Data records:
_ _ _ _ _
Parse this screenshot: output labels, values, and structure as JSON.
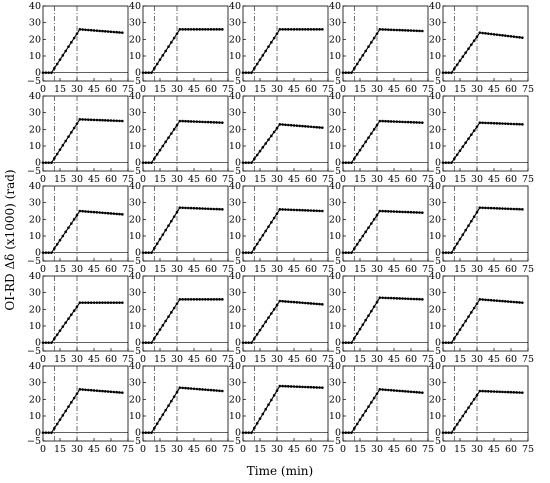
{
  "figure": {
    "xlabel": "Time (min)",
    "ylabel": "OI-RD Δδ (x1000) (rad)"
  },
  "colors": {
    "line": "#000000",
    "marker": "#000000",
    "dashed_marker_line": "#333333",
    "background": "#ffffff"
  },
  "chart_data": {
    "type": "line",
    "layout": "5x5 grid of small multiples",
    "xlim": [
      0,
      75
    ],
    "ylim": [
      -5,
      40
    ],
    "xticks": [
      0,
      15,
      30,
      45,
      60,
      75
    ],
    "yticks": [
      -5,
      0,
      10,
      20,
      30,
      40
    ],
    "xtick_labels": [
      "0",
      "15",
      "30",
      "45",
      "60",
      "75"
    ],
    "ytick_labels": [
      "−5",
      "0",
      "10",
      "20",
      "30",
      "40"
    ],
    "vertical_dash_dot_lines_x": [
      10,
      30
    ],
    "grid": false,
    "legend": "none",
    "x": [
      0,
      2.5,
      5,
      7.5,
      10,
      12.5,
      15,
      17.5,
      20,
      22.5,
      25,
      27.5,
      30,
      32.5,
      35,
      37.5,
      40,
      42.5,
      45,
      47.5,
      50,
      52.5,
      55,
      57.5,
      60,
      62.5,
      65,
      67.5,
      70
    ],
    "panels": [
      {
        "plateau": 26,
        "end": 24
      },
      {
        "plateau": 26,
        "end": 26
      },
      {
        "plateau": 26,
        "end": 26
      },
      {
        "plateau": 26,
        "end": 25
      },
      {
        "plateau": 24,
        "end": 21
      },
      {
        "plateau": 26,
        "end": 25
      },
      {
        "plateau": 25,
        "end": 24
      },
      {
        "plateau": 23,
        "end": 21
      },
      {
        "plateau": 25,
        "end": 24
      },
      {
        "plateau": 24,
        "end": 23
      },
      {
        "plateau": 25,
        "end": 23
      },
      {
        "plateau": 27,
        "end": 26
      },
      {
        "plateau": 26,
        "end": 25
      },
      {
        "plateau": 25,
        "end": 24
      },
      {
        "plateau": 27,
        "end": 26
      },
      {
        "plateau": 24,
        "end": 24
      },
      {
        "plateau": 26,
        "end": 26
      },
      {
        "plateau": 25,
        "end": 23
      },
      {
        "plateau": 27,
        "end": 26
      },
      {
        "plateau": 26,
        "end": 24
      },
      {
        "plateau": 26,
        "end": 24
      },
      {
        "plateau": 27,
        "end": 25
      },
      {
        "plateau": 28,
        "end": 27
      },
      {
        "plateau": 26,
        "end": 24
      },
      {
        "plateau": 25,
        "end": 24
      }
    ]
  }
}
_ _ _ _ _
- **GIVEN PROBLEM**
Give a single number: the count of lines above that include the word "grid".

- **CORRECT RESULT**
2